_What is being asked_
For the copy, please give all of the data again exactly and leave the pictures out.

[Saved entries]
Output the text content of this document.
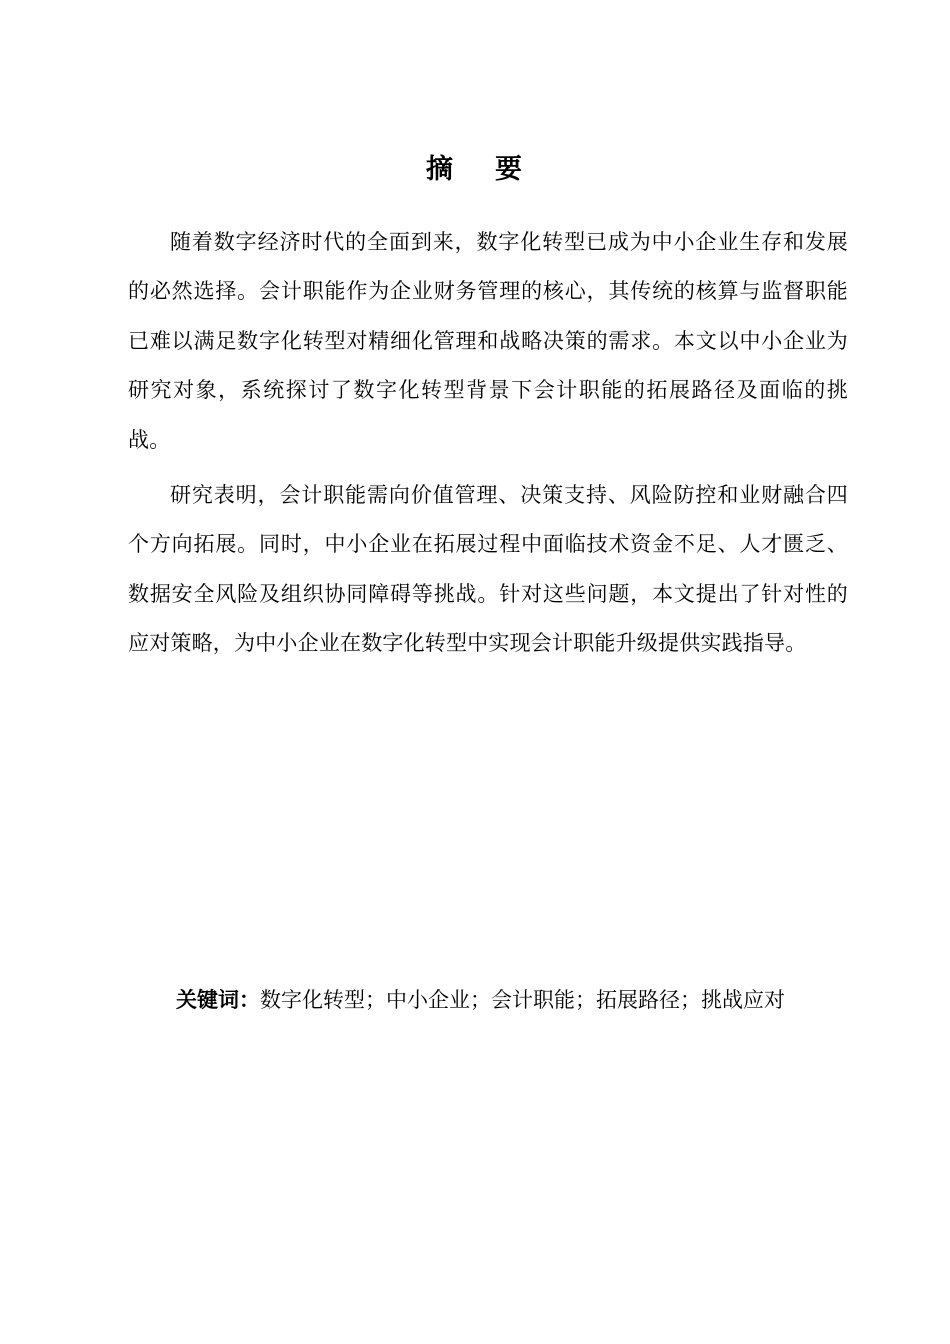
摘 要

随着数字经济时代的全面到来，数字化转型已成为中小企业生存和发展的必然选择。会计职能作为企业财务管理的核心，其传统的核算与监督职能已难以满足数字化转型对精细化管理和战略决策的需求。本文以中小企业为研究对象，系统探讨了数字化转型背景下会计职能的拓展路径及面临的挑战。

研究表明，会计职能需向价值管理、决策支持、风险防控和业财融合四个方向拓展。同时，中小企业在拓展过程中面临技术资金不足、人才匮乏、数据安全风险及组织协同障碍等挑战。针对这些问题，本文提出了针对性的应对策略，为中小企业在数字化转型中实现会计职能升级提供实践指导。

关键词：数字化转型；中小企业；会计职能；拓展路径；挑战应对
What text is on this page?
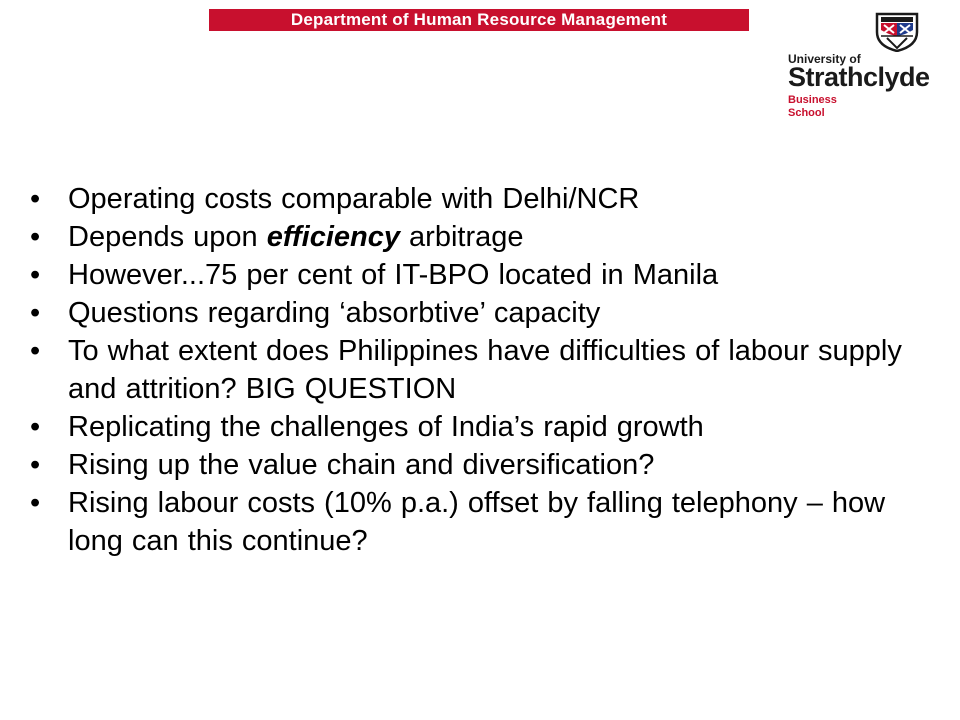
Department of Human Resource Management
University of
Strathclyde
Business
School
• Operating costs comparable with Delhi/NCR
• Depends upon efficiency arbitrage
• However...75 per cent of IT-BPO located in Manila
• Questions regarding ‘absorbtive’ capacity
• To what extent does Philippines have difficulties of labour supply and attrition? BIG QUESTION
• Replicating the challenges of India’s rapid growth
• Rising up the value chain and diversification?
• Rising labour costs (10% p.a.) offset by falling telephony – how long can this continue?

_Solution for this exercise_
Output the text content of this document.
摘 要

随着数字经济时代的全面到来，数字化转型已成为中小企业生存和发展的必然选择。会计职能作为企业财务管理的核心，其传统的核算与监督职能已难以满足数字化转型对精细化管理和战略决策的需求。本文以中小企业为研究对象，系统探讨了数字化转型背景下会计职能的拓展路径及面临的挑战。

研究表明，会计职能需向价值管理、决策支持、风险防控和业财融合四个方向拓展。同时，中小企业在拓展过程中面临技术资金不足、人才匮乏、数据安全风险及组织协同障碍等挑战。针对这些问题，本文提出了针对性的应对策略，为中小企业在数字化转型中实现会计职能升级提供实践指导。

关键词：数字化转型；中小企业；会计职能；拓展路径；挑战应对
What text is on this page?
Department of Human Resource Management
University of
Strathclyde
Business
School
• Operating costs comparable with Delhi/NCR
• Depends upon efficiency arbitrage
• However...75 per cent of IT-BPO located in Manila
• Questions regarding ‘absorbtive’ capacity
• To what extent does Philippines have difficulties of labour supply and attrition? BIG QUESTION
• Replicating the challenges of India’s rapid growth
• Rising up the value chain and diversification?
• Rising labour costs (10% p.a.) offset by falling telephony – how long can this continue?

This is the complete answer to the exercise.